Read the listing and extract each line that includes the word "only".

···

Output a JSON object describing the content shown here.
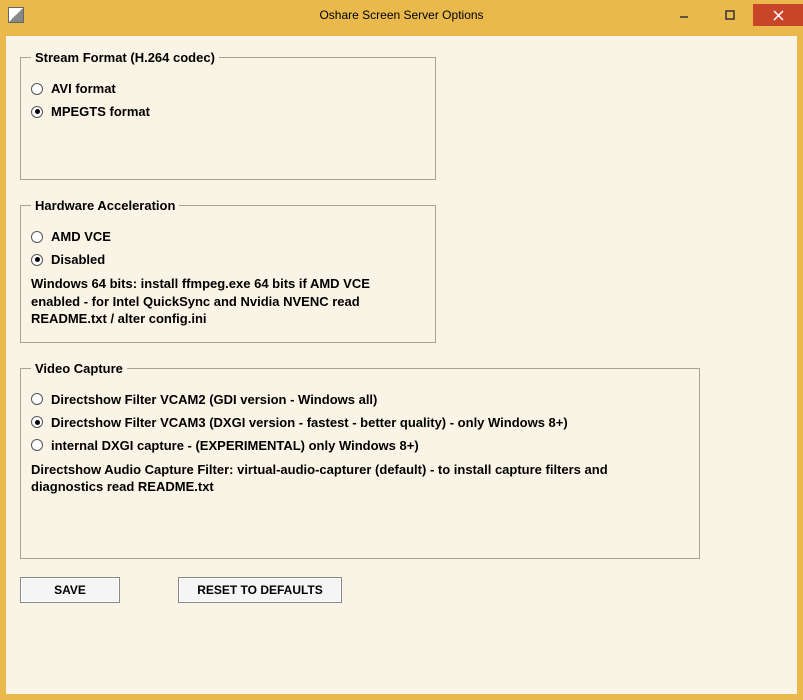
{
  "titlebar": {
    "title": "Oshare Screen Server Options"
  },
  "streamFormat": {
    "legend": "Stream Format (H.264 codec)",
    "options": {
      "avi": "AVI format",
      "mpegts": "MPEGTS format"
    }
  },
  "hwaccel": {
    "legend": "Hardware Acceleration",
    "options": {
      "amd": "AMD VCE",
      "disabled": "Disabled"
    },
    "note": "Windows 64 bits: install ffmpeg.exe 64 bits if AMD VCE enabled - for Intel QuickSync and Nvidia NVENC read README.txt / alter config.ini"
  },
  "videoCapture": {
    "legend": "Video Capture",
    "options": {
      "vcam2": "Directshow Filter VCAM2 (GDI version - Windows all)",
      "vcam3": "Directshow Filter VCAM3 (DXGI version - fastest - better quality) - only Windows 8+)",
      "dxgi": "internal DXGI capture - (EXPERIMENTAL) only Windows 8+)"
    },
    "note": "Directshow Audio Capture Filter: virtual-audio-capturer (default) - to install capture filters and diagnostics read README.txt"
  },
  "buttons": {
    "save": "SAVE",
    "reset": "RESET TO DEFAULTS"
  }
}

···

◆ The completed task ◆
      "vcam3": "Directshow Filter VCAM3 (DXGI version - fastest - better quality) - only Windows 8+)",
      "dxgi": "internal DXGI capture - (EXPERIMENTAL) only Windows 8+)"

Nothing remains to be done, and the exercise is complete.